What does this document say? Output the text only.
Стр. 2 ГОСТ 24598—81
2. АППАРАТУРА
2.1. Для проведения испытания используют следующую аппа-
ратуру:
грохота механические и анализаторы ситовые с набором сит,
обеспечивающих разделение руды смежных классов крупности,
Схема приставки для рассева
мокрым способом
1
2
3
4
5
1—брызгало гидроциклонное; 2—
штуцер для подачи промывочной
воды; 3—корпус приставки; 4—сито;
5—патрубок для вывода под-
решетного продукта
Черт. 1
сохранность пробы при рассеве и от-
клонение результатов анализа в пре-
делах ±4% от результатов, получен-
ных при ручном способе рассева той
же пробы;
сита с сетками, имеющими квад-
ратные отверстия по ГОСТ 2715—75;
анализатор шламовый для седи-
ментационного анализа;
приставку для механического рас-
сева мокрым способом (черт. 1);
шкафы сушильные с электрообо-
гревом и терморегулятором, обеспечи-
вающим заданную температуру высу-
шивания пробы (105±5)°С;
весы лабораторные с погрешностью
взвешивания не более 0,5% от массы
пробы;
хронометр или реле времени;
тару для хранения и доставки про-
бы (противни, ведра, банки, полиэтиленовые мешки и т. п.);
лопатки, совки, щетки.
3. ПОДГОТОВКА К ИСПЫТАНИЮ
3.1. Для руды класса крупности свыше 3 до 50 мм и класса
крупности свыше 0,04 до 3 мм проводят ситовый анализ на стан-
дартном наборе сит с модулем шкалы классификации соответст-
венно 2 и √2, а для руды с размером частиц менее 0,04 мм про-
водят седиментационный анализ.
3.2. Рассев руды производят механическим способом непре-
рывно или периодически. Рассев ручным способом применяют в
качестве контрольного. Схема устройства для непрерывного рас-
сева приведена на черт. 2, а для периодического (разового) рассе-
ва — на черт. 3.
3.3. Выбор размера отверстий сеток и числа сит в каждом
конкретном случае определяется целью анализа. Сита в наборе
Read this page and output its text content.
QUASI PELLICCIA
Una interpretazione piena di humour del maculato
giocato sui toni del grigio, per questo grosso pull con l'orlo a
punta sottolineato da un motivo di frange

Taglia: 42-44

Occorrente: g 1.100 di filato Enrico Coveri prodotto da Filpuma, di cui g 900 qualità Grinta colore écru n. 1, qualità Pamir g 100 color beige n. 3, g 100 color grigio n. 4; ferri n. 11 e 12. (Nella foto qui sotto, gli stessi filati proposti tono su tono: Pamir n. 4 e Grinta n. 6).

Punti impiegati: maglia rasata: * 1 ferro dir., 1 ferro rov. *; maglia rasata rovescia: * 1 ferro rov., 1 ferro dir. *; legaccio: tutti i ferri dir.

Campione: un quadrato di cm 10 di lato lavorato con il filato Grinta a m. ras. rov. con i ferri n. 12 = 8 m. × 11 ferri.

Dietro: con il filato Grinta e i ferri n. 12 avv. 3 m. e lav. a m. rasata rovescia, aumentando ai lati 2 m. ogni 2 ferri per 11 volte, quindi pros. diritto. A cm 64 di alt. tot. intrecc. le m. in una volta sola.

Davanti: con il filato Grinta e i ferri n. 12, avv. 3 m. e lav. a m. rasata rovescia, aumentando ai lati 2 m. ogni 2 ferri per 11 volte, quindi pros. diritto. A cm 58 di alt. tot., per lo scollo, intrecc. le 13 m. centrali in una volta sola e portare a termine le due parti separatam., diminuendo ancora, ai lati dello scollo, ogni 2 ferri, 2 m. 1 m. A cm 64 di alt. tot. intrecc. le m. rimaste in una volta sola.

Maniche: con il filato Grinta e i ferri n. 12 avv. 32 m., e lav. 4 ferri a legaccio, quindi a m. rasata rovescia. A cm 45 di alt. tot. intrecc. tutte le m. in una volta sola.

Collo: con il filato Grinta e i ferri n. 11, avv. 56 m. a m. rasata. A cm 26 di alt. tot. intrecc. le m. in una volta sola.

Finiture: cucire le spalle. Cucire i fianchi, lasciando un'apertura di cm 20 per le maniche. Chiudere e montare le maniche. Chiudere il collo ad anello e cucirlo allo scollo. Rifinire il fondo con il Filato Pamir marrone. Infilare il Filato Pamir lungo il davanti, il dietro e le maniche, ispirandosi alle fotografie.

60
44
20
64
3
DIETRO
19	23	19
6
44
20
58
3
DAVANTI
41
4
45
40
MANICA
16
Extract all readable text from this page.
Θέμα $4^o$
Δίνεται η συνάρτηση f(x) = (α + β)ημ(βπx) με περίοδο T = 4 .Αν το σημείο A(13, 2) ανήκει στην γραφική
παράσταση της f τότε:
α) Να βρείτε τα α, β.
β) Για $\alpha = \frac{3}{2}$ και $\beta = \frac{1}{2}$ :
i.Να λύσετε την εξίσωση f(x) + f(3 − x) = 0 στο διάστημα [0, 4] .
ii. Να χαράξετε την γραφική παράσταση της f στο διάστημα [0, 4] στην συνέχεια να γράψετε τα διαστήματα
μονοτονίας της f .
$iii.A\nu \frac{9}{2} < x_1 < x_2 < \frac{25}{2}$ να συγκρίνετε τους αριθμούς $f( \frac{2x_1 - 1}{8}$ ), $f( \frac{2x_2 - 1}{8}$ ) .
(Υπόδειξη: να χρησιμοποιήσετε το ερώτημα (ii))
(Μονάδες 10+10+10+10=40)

--------

◆ **Task**: Find how many lines include the string "руды" and report that number alone.

◆ **Answer for the task**: 4